## STATED GOAL
Reproduce each line, exactly, from the one containing "Read all visible content and emit it as JSON." through the end of the material. Exclude pictures.
== SUPPLIED INFORMATION
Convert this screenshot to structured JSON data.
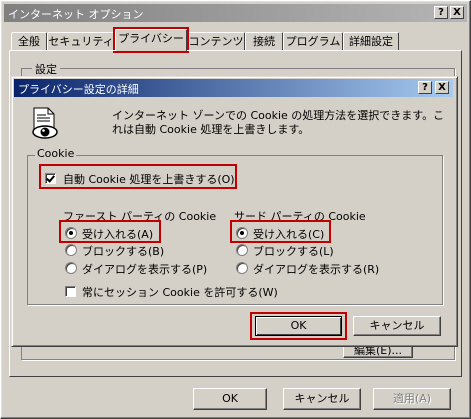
{
  "window": {
    "title": "インターネット オプション",
    "help_btn": "?",
    "close_btn": "X"
  },
  "tabs": [
    {
      "label": "全般"
    },
    {
      "label": "セキュリティ"
    },
    {
      "label": "プライバシー"
    },
    {
      "label": "コンテンツ"
    },
    {
      "label": "接続"
    },
    {
      "label": "プログラム"
    },
    {
      "label": "詳細設定"
    }
  ],
  "selected_tab": "プライバシー",
  "settings_group_label": "設定",
  "bottom_buttons": {
    "ok": "OK",
    "cancel": "キャンセル",
    "apply": "適用(A)"
  },
  "behind_button_label": "編集(E)...",
  "dialog": {
    "title": "プライバシー設定の詳細",
    "help_btn": "?",
    "close_btn": "X",
    "icon": "privacy-eye-document-icon",
    "description": "インターネット ゾーンでの Cookie の処理方法を選択できます。これは自動 Cookie 処理を上書きします。",
    "cookie_group_label": "Cookie",
    "override_checkbox": {
      "label": "自動 Cookie 処理を上書きする(O)",
      "checked": true
    },
    "first_party": {
      "header": "ファースト パーティの Cookie",
      "options": [
        "受け入れる(A)",
        "ブロックする(B)",
        "ダイアログを表示する(P)"
      ],
      "selected": "受け入れる(A)"
    },
    "third_party": {
      "header": "サード パーティの Cookie",
      "options": [
        "受け入れる(C)",
        "ブロックする(L)",
        "ダイアログを表示する(R)"
      ],
      "selected": "受け入れる(C)"
    },
    "session_checkbox": {
      "label": "常にセッション Cookie を許可する(W)",
      "checked": false
    },
    "ok": "OK",
    "cancel": "キャンセル"
  },
  "colors": {
    "face": "#d4d0c8",
    "active_title": "#0a246a",
    "highlight": "#c00000"
  }
}
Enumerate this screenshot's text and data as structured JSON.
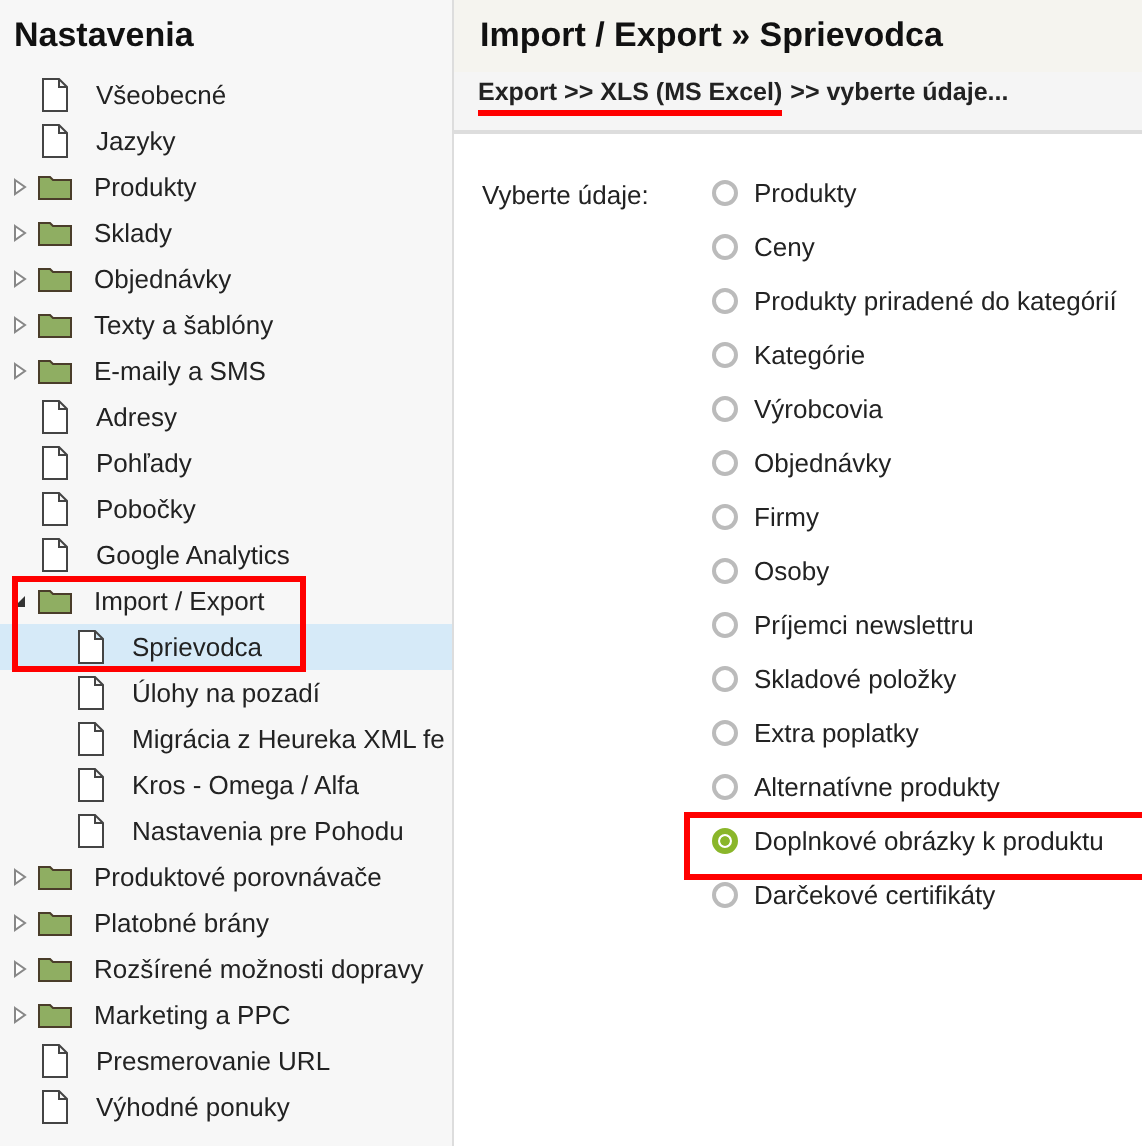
{
  "sidebar": {
    "title": "Nastavenia",
    "items": [
      {
        "kind": "file",
        "label": "Všeobecné",
        "selected": false
      },
      {
        "kind": "file",
        "label": "Jazyky",
        "selected": false
      },
      {
        "kind": "folder",
        "label": "Produkty",
        "expanded": false,
        "selected": false
      },
      {
        "kind": "folder",
        "label": "Sklady",
        "expanded": false,
        "selected": false
      },
      {
        "kind": "folder",
        "label": "Objednávky",
        "expanded": false,
        "selected": false
      },
      {
        "kind": "folder",
        "label": "Texty a šablóny",
        "expanded": false,
        "selected": false
      },
      {
        "kind": "folder",
        "label": "E-maily a SMS",
        "expanded": false,
        "selected": false
      },
      {
        "kind": "file",
        "label": "Adresy",
        "selected": false
      },
      {
        "kind": "file",
        "label": "Pohľady",
        "selected": false
      },
      {
        "kind": "file",
        "label": "Pobočky",
        "selected": false
      },
      {
        "kind": "file",
        "label": "Google Analytics",
        "selected": false
      },
      {
        "kind": "folder",
        "label": "Import / Export",
        "expanded": true,
        "selected": false,
        "annotated": true,
        "children": [
          {
            "kind": "file",
            "label": "Sprievodca",
            "selected": true
          },
          {
            "kind": "file",
            "label": "Úlohy na pozadí",
            "selected": false
          },
          {
            "kind": "file",
            "label": "Migrácia z Heureka XML fe",
            "selected": false
          },
          {
            "kind": "file",
            "label": "Kros - Omega / Alfa",
            "selected": false
          },
          {
            "kind": "file",
            "label": "Nastavenia pre Pohodu",
            "selected": false
          }
        ]
      },
      {
        "kind": "folder",
        "label": "Produktové porovnávače",
        "expanded": false,
        "selected": false
      },
      {
        "kind": "folder",
        "label": "Platobné brány",
        "expanded": false,
        "selected": false
      },
      {
        "kind": "folder",
        "label": "Rozšírené možnosti dopravy",
        "expanded": false,
        "selected": false
      },
      {
        "kind": "folder",
        "label": "Marketing a PPC",
        "expanded": false,
        "selected": false
      },
      {
        "kind": "file",
        "label": "Presmerovanie URL",
        "selected": false
      },
      {
        "kind": "file",
        "label": "Výhodné ponuky",
        "selected": false
      }
    ]
  },
  "main": {
    "title": "Import / Export » Sprievodca",
    "breadcrumb": [
      {
        "text": "Export >> XLS (MS Excel)",
        "underlined": true
      },
      {
        "text": ">> vyberte údaje...",
        "underlined": false
      }
    ],
    "field_label": "Vyberte údaje:",
    "options": [
      {
        "label": "Produkty",
        "selected": false
      },
      {
        "label": "Ceny",
        "selected": false
      },
      {
        "label": "Produkty priradené do kategórií",
        "selected": false
      },
      {
        "label": "Kategórie",
        "selected": false
      },
      {
        "label": "Výrobcovia",
        "selected": false
      },
      {
        "label": "Objednávky",
        "selected": false
      },
      {
        "label": "Firmy",
        "selected": false
      },
      {
        "label": "Osoby",
        "selected": false
      },
      {
        "label": "Príjemci newslettru",
        "selected": false
      },
      {
        "label": "Skladové položky",
        "selected": false
      },
      {
        "label": "Extra poplatky",
        "selected": false
      },
      {
        "label": "Alternatívne produkty",
        "selected": false
      },
      {
        "label": "Doplnkové obrázky k produktu",
        "selected": true,
        "annotated": true
      },
      {
        "label": "Darčekové certifikáty",
        "selected": false
      }
    ]
  }
}
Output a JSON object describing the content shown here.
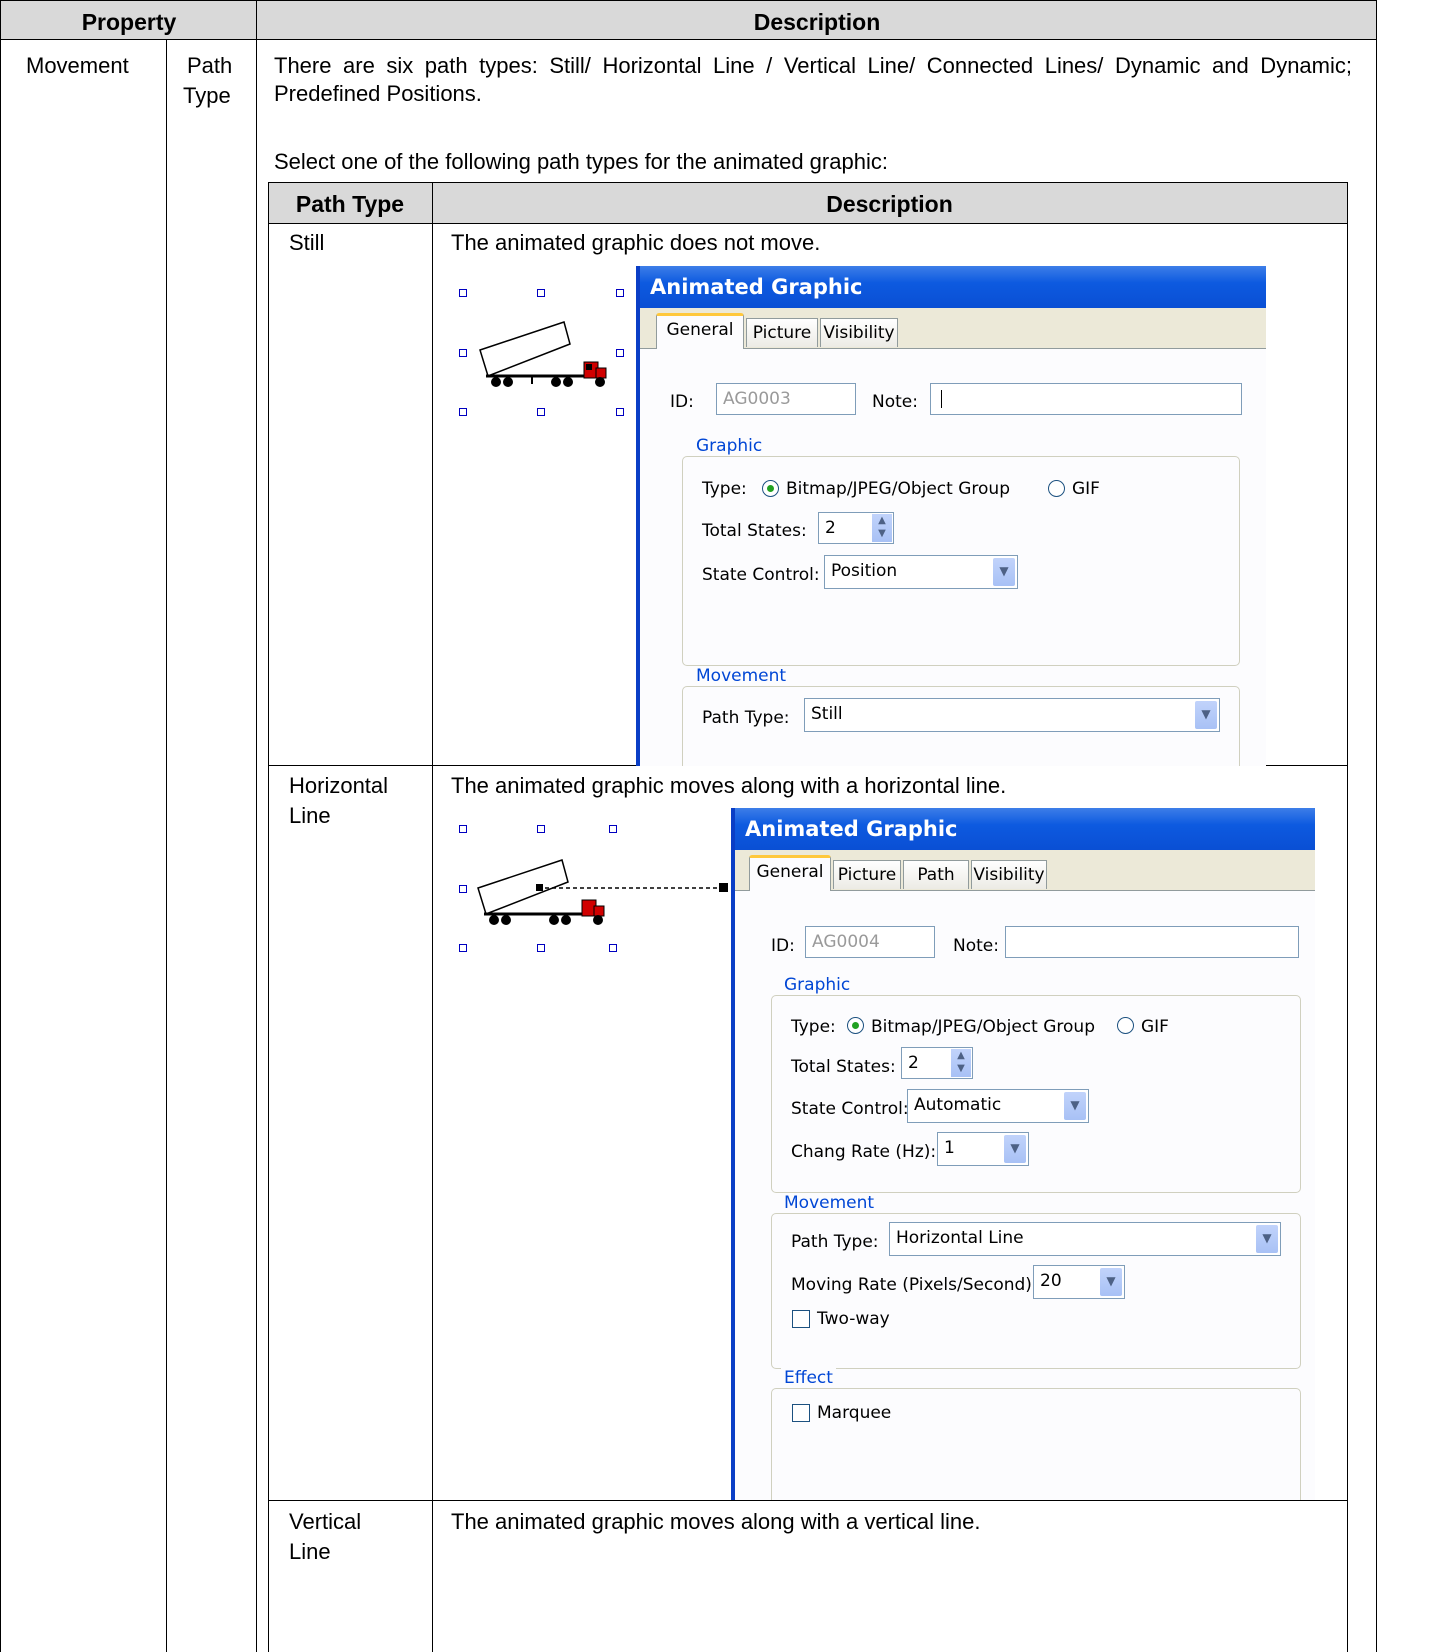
{
  "header": {
    "property": "Property",
    "description": "Description"
  },
  "row": {
    "property": "Movement",
    "sub_line1": "Path",
    "sub_line2": "Type",
    "intro": "There are six path types: Still/ Horizontal Line / Vertical Line/ Connected Lines/ Dynamic and Dynamic; Predefined Positions.",
    "select_text": "Select one of the following path types for the animated graphic:"
  },
  "inner_header": {
    "path_type": "Path Type",
    "description": "Description"
  },
  "rows": [
    {
      "name": "Still",
      "desc": "The animated graphic does not move."
    },
    {
      "name_line1": "Horizontal",
      "name_line2": "Line",
      "desc": "The animated graphic moves along with a horizontal line."
    },
    {
      "name_line1": "Vertical",
      "name_line2": "Line",
      "desc": "The animated graphic moves along with a vertical line."
    }
  ],
  "dialog1": {
    "title": "Animated Graphic",
    "tabs": [
      "General",
      "Picture",
      "Visibility"
    ],
    "id_label": "ID:",
    "id_value": "AG0003",
    "note_label": "Note:",
    "graphic_group": "Graphic",
    "type_label": "Type:",
    "type_opt1": "Bitmap/JPEG/Object Group",
    "type_opt2": "GIF",
    "total_states_label": "Total States:",
    "total_states": "2",
    "state_control_label": "State Control:",
    "state_control": "Position",
    "movement_group": "Movement",
    "path_type_label": "Path Type:",
    "path_type": "Still"
  },
  "dialog2": {
    "title": "Animated Graphic",
    "tabs": [
      "General",
      "Picture",
      "Path",
      "Visibility"
    ],
    "id_label": "ID:",
    "id_value": "AG0004",
    "note_label": "Note:",
    "graphic_group": "Graphic",
    "type_label": "Type:",
    "type_opt1": "Bitmap/JPEG/Object Group",
    "type_opt2": "GIF",
    "total_states_label": "Total States:",
    "total_states": "2",
    "state_control_label": "State Control:",
    "state_control": "Automatic",
    "change_rate_label": "Chang Rate (Hz):",
    "change_rate": "1",
    "movement_group": "Movement",
    "path_type_label": "Path Type:",
    "path_type": "Horizontal Line",
    "moving_rate_label": "Moving Rate (Pixels/Second):",
    "moving_rate": "20",
    "two_way_label": "Two-way",
    "effect_group": "Effect",
    "marquee_label": "Marquee"
  },
  "icons": {
    "truck": "dump-truck-icon",
    "dropdown": "chevron-down-icon",
    "spinner": "spinner-arrows-icon"
  }
}
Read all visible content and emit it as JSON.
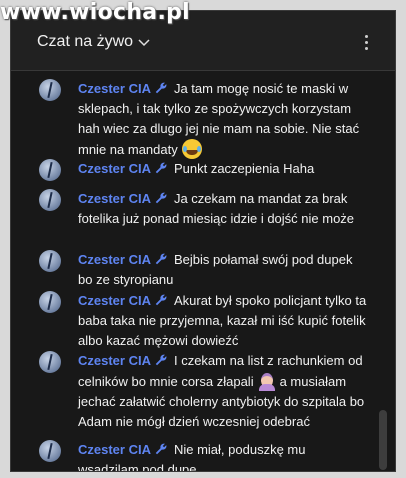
{
  "watermark": "www.wiocha.pl",
  "header": {
    "title": "Czat na żywo"
  },
  "messages": [
    {
      "author": "Czester CIA",
      "text": "Ja tam mogę nosić te maski w sklepach, i tak tylko ze spożywczych korzystam hah wiec za dlugo jej nie mam na sobie. Nie stać mnie na mandaty",
      "emoji": "face-with-tears-of-joy"
    },
    {
      "author": "Czester CIA",
      "text": "Punkt zaczepienia Haha"
    },
    {
      "author": "Czester CIA",
      "text": "Ja czekam na mandat za brak fotelika już ponad miesiąc idzie i dojść nie może"
    },
    {
      "author": "Czester CIA",
      "text": "Bejbis połamał swój pod dupek bo ze styropianu"
    },
    {
      "author": "Czester CIA",
      "text": "Akurat był spoko policjant tylko ta baba taka nie przyjemna, kazał mi iść kupić fotelik albo kazać mężowi dowieźć"
    },
    {
      "author": "Czester CIA",
      "text_before": "I czekam na list z rachunkiem od celników bo mnie corsa złapali",
      "emoji": "woman-facepalming",
      "text_after": "a musiałam jechać załatwić cholerny antybiotyk do szpitala bo Adam nie mógł dzień wczesniej odebrać"
    },
    {
      "author": "Czester CIA",
      "text": "Nie miał, poduszkę mu wsadzilam pod dupe"
    }
  ],
  "colors": {
    "author": "#5e84f1",
    "background": "#181818",
    "text": "#f1f1f1"
  }
}
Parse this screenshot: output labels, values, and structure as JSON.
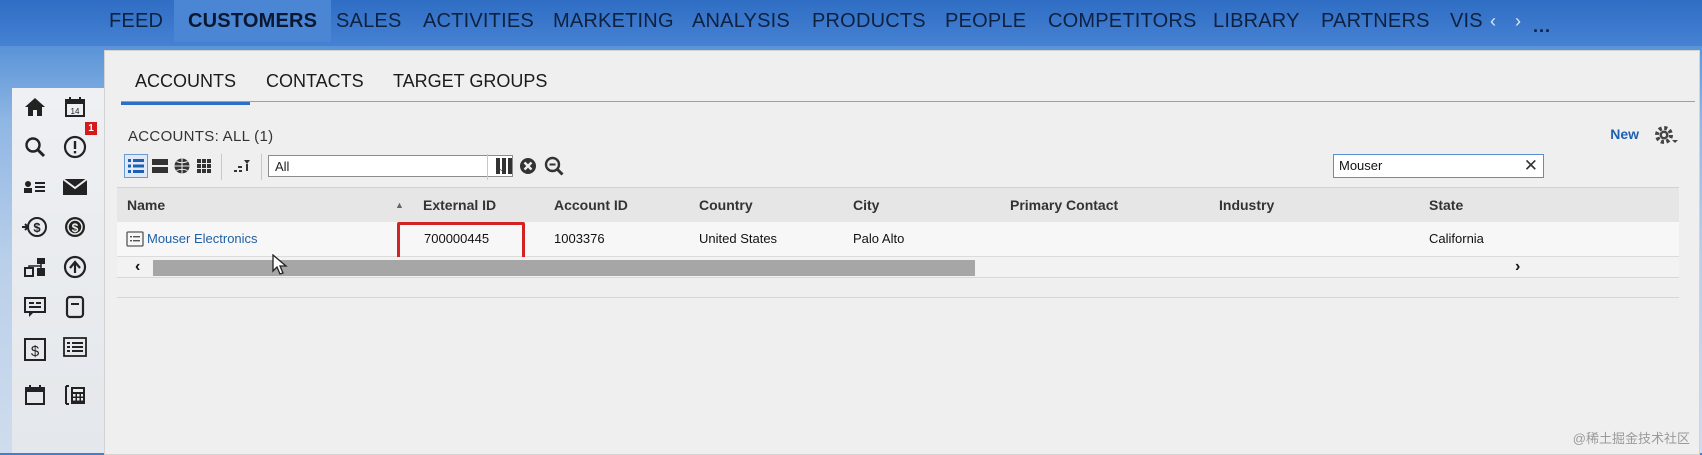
====
## ANSWER IN FULL
Read all visible content and emit it as JSON.
{
  "watermark": "www.wiocha.pl",
  "header": {
    "title": "Czat na żywo"
  },
  "messages": [
    {
      "author": "Czester CIA",
      "text": "Ja tam mogę nosić te maski w sklepach, i tak tylko ze spożywczych korzystam hah wiec za dlugo jej nie mam na sobie. Nie stać mnie na mandaty",
      "emoji": "face-with-tears-of-joy"
    },
    {
      "author": "Czester CIA",
      "text": "Punkt zaczepienia Haha"
    },
    {
      "author": "Czester CIA",
      "text": "Ja czekam na mandat za brak fotelika już ponad miesiąc idzie i dojść nie może"
    },
    {
      "author": "Czester CIA",
      "text": "Bejbis połamał swój pod dupek bo ze styropianu"
    },
    {
      "author": "Czester CIA",
      "text": "Akurat był spoko policjant tylko ta baba taka nie przyjemna, kazał mi iść kupić fotelik albo kazać mężowi dowieźć"
    },
    {
      "author": "Czester CIA",
      "text_before": "I czekam na list z rachunkiem od celników bo mnie corsa złapali",
      "emoji": "woman-facepalming",
      "text_after": "a musiałam jechać załatwić cholerny antybiotyk do szpitala bo Adam nie mógł dzień wczesniej odebrać"
    },
    {
      "author": "Czester CIA",
      "text": "Nie miał, poduszkę mu wsadzilam pod dupe"
    }
  ],
  "colors": {
    "author": "#5e84f1",
    "background": "#181818",
    "text": "#f1f1f1"
  }
}
Parse this screenshot: output labels, values, and structure as JSON.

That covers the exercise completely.